(Dataset entries on figures)
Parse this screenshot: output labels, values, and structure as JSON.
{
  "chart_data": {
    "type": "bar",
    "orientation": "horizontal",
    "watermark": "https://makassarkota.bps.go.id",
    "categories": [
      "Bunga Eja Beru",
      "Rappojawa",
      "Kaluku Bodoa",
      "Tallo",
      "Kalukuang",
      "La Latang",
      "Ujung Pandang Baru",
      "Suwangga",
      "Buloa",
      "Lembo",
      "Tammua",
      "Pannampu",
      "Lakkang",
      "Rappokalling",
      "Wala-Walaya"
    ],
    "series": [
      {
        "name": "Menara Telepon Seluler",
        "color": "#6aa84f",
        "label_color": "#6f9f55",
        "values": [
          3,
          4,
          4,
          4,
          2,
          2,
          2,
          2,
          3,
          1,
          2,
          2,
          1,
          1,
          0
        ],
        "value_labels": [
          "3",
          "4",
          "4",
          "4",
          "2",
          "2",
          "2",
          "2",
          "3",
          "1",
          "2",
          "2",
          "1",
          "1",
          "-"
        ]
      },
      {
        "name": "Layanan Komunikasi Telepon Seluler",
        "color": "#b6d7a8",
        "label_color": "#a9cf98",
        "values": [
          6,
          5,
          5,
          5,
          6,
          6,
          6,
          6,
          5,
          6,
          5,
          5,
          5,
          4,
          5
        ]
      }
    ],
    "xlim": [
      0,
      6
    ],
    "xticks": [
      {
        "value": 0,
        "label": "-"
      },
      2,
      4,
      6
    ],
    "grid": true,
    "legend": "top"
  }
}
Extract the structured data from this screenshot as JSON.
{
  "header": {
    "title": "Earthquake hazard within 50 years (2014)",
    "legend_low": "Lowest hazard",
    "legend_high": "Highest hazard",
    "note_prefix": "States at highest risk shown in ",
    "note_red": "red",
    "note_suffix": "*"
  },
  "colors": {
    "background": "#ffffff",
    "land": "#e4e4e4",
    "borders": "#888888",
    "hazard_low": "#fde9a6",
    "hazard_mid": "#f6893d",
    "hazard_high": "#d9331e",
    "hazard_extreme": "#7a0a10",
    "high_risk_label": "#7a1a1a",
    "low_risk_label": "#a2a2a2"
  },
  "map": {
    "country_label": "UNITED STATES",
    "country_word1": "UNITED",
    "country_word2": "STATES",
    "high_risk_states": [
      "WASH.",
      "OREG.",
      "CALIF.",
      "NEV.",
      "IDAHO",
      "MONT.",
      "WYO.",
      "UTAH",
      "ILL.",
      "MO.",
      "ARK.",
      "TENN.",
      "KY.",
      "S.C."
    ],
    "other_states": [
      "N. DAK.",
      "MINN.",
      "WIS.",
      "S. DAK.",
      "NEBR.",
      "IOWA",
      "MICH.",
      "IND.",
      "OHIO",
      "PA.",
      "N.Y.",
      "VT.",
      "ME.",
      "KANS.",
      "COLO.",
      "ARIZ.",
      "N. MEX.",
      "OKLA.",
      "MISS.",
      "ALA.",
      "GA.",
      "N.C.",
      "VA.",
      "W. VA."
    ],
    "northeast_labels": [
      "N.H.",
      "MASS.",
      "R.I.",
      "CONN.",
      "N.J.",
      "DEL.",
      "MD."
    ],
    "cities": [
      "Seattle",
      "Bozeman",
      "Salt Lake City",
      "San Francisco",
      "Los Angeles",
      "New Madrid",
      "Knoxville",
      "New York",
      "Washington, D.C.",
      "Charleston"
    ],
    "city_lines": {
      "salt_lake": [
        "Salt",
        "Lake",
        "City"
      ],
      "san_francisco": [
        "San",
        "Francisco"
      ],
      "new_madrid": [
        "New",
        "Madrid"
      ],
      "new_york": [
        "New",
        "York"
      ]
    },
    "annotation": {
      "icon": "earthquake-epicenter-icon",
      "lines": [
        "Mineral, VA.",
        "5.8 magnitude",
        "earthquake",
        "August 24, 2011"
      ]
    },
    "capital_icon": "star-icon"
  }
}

Short exercise —
Copy each line of the records containing the string "this".

Task output —
Parse this screenshot: output labels, values, and structure as JSON.
Extract the structured data from this screenshot as JSON.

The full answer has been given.